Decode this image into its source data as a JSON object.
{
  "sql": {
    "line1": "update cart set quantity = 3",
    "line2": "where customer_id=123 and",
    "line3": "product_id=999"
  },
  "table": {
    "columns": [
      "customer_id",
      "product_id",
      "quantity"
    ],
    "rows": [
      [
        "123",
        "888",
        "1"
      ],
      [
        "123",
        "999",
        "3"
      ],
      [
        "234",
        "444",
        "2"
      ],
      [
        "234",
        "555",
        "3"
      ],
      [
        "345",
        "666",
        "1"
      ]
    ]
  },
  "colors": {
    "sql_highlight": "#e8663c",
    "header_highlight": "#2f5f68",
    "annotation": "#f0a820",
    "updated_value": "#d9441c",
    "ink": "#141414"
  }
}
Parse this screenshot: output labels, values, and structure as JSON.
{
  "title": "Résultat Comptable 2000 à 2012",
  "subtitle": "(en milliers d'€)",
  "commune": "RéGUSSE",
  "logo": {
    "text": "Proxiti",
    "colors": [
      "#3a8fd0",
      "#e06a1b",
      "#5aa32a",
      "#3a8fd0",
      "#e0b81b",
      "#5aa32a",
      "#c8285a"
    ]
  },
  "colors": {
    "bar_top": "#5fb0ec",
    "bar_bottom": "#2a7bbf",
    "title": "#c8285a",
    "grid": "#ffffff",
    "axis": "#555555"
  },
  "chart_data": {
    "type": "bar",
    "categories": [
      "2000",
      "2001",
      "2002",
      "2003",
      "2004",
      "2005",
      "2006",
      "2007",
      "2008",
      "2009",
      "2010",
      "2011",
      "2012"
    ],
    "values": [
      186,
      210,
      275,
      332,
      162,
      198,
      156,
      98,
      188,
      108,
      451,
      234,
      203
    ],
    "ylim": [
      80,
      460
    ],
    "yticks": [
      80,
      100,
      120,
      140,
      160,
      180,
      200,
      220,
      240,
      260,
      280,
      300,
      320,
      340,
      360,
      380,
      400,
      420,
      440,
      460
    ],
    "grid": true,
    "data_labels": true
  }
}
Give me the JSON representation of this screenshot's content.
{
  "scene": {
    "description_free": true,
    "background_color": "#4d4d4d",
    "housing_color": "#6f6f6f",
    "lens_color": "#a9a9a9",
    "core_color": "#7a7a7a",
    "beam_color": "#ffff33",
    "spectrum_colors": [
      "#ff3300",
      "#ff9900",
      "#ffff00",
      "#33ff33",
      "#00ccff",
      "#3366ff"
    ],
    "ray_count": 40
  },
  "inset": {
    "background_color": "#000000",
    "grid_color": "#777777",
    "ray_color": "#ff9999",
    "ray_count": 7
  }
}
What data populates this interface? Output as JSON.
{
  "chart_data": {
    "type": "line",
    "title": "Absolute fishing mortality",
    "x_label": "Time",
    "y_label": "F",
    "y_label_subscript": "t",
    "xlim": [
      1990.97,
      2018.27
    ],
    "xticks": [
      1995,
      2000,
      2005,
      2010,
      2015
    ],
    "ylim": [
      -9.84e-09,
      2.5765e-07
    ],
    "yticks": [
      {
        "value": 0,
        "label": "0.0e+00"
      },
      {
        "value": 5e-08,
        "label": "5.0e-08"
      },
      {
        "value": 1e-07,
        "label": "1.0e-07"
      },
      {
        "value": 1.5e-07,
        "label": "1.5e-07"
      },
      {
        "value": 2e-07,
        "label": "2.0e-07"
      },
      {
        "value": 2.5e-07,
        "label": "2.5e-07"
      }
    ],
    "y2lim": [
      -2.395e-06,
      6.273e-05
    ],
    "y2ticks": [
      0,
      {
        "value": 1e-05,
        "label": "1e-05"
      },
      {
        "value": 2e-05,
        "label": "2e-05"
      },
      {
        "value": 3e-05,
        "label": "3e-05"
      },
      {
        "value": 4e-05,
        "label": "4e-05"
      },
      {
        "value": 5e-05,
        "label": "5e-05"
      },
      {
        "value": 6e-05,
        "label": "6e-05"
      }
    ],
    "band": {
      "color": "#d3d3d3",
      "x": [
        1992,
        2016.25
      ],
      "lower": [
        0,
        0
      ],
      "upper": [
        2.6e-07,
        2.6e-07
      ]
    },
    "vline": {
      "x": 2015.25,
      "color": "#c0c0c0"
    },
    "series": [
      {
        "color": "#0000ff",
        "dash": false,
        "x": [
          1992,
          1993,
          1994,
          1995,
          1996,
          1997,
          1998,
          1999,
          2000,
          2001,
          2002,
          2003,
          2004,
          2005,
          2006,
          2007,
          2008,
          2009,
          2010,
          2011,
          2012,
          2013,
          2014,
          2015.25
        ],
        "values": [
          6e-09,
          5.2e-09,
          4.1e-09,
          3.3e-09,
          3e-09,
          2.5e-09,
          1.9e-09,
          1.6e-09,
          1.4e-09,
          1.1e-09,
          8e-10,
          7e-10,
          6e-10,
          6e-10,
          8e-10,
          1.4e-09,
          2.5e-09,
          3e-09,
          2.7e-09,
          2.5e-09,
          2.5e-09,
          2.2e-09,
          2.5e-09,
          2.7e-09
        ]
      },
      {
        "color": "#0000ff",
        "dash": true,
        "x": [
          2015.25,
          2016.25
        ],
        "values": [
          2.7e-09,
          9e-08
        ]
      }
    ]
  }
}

# # # #

**Direction:** Check every line of the data, and copy the ones that contain "values".

**Final result:**
Parse this screenshot: output labels, values, and structure as JSON.
    "values": [
        "values": [
        "values": [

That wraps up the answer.